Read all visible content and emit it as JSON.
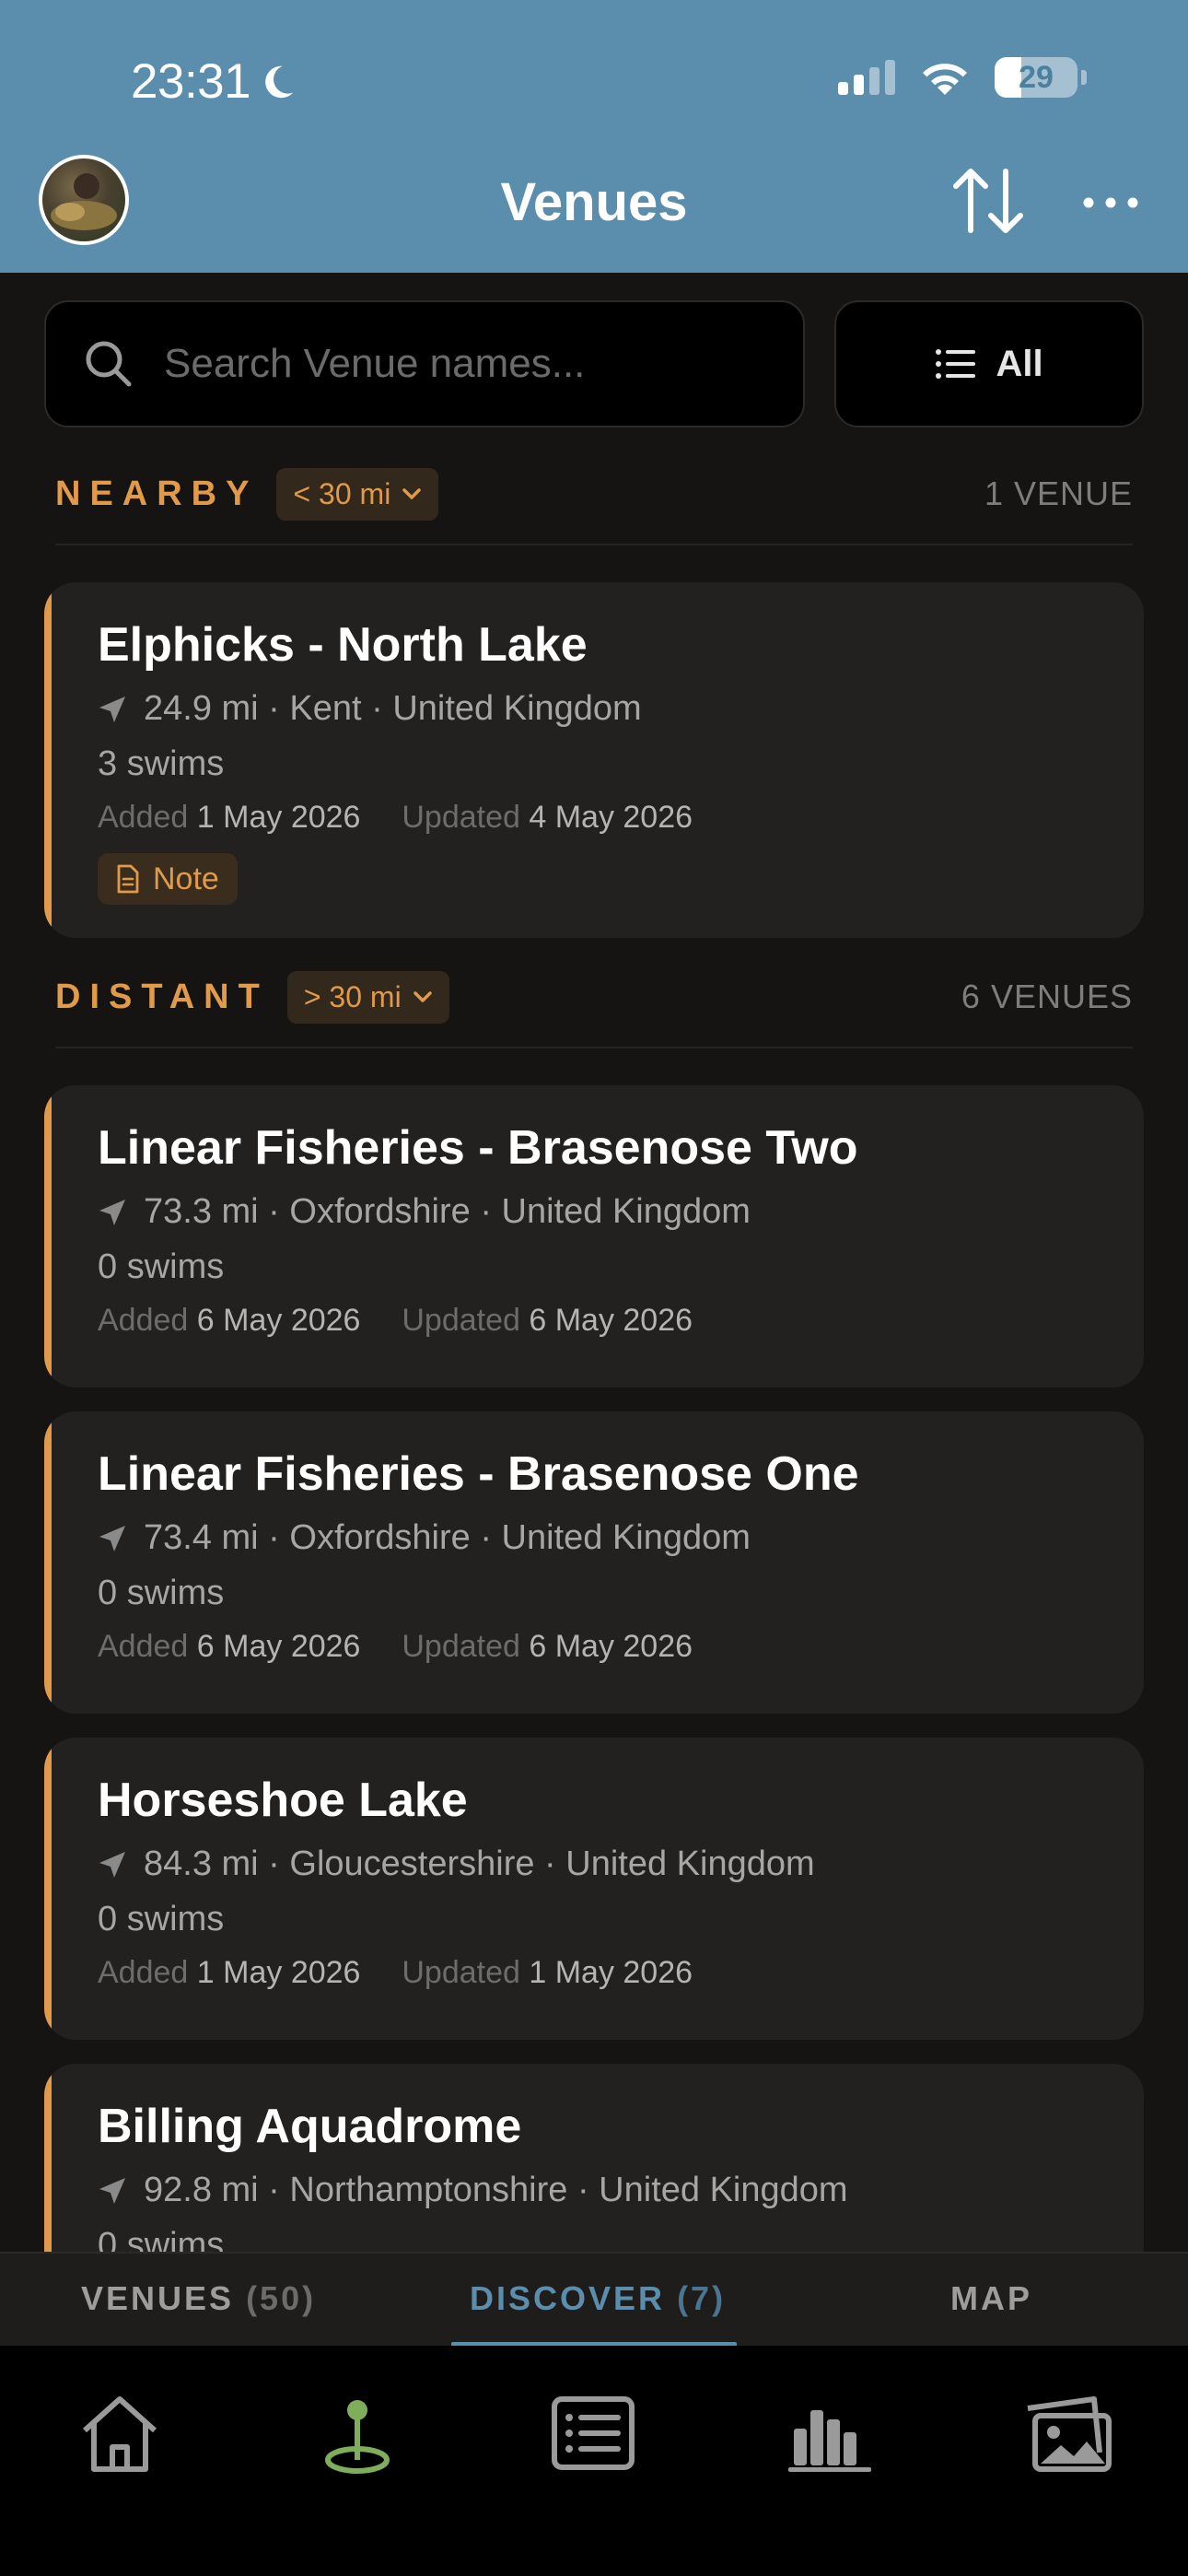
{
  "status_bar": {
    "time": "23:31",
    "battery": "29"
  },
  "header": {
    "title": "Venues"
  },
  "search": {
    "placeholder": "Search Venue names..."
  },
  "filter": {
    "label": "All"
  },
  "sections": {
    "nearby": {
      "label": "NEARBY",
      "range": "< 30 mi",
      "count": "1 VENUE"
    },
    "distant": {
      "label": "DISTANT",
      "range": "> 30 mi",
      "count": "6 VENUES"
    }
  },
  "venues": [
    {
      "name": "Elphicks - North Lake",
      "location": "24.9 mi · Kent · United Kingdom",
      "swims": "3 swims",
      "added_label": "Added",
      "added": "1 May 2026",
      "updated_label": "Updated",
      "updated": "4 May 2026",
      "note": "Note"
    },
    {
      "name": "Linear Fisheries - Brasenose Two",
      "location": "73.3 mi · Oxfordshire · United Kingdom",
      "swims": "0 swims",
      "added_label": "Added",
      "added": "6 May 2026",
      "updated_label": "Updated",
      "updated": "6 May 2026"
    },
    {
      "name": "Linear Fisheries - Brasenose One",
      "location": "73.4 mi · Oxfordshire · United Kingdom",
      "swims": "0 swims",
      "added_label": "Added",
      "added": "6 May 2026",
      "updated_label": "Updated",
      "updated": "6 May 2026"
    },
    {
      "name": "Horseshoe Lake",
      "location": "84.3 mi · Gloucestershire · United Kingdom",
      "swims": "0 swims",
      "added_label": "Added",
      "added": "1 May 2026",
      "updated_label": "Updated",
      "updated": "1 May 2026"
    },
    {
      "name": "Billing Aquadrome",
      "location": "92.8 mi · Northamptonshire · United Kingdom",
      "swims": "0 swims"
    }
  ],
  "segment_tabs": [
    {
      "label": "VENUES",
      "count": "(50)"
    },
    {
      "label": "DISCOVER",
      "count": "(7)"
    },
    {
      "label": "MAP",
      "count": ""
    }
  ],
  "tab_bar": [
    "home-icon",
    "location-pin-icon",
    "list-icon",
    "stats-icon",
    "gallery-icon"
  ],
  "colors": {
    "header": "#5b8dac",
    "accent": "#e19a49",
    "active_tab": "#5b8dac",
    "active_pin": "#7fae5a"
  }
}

--

§ Aim
Retype everything in the material word for word, minus pictures.

§ Output
Read all visible content and emit it as JSON.
{
  "status_bar": {
    "time": "23:31",
    "battery": "29"
  },
  "header": {
    "title": "Venues"
  },
  "search": {
    "placeholder": "Search Venue names..."
  },
  "filter": {
    "label": "All"
  },
  "sections": {
    "nearby": {
      "label": "NEARBY",
      "range": "< 30 mi",
      "count": "1 VENUE"
    },
    "distant": {
      "label": "DISTANT",
      "range": "> 30 mi",
      "count": "6 VENUES"
    }
  },
  "venues": [
    {
      "name": "Elphicks - North Lake",
      "location": "24.9 mi · Kent · United Kingdom",
      "swims": "3 swims",
      "added_label": "Added",
      "added": "1 May 2026",
      "updated_label": "Updated",
      "updated": "4 May 2026",
      "note": "Note"
    },
    {
      "name": "Linear Fisheries - Brasenose Two",
      "location": "73.3 mi · Oxfordshire · United Kingdom",
      "swims": "0 swims",
      "added_label": "Added",
      "added": "6 May 2026",
      "updated_label": "Updated",
      "updated": "6 May 2026"
    },
    {
      "name": "Linear Fisheries - Brasenose One",
      "location": "73.4 mi · Oxfordshire · United Kingdom",
      "swims": "0 swims",
      "added_label": "Added",
      "added": "6 May 2026",
      "updated_label": "Updated",
      "updated": "6 May 2026"
    },
    {
      "name": "Horseshoe Lake",
      "location": "84.3 mi · Gloucestershire · United Kingdom",
      "swims": "0 swims",
      "added_label": "Added",
      "added": "1 May 2026",
      "updated_label": "Updated",
      "updated": "1 May 2026"
    },
    {
      "name": "Billing Aquadrome",
      "location": "92.8 mi · Northamptonshire · United Kingdom",
      "swims": "0 swims"
    }
  ],
  "segment_tabs": [
    {
      "label": "VENUES",
      "count": "(50)"
    },
    {
      "label": "DISCOVER",
      "count": "(7)"
    },
    {
      "label": "MAP",
      "count": ""
    }
  ],
  "tab_bar": [
    "home-icon",
    "location-pin-icon",
    "list-icon",
    "stats-icon",
    "gallery-icon"
  ],
  "colors": {
    "header": "#5b8dac",
    "accent": "#e19a49",
    "active_tab": "#5b8dac",
    "active_pin": "#7fae5a"
  }
}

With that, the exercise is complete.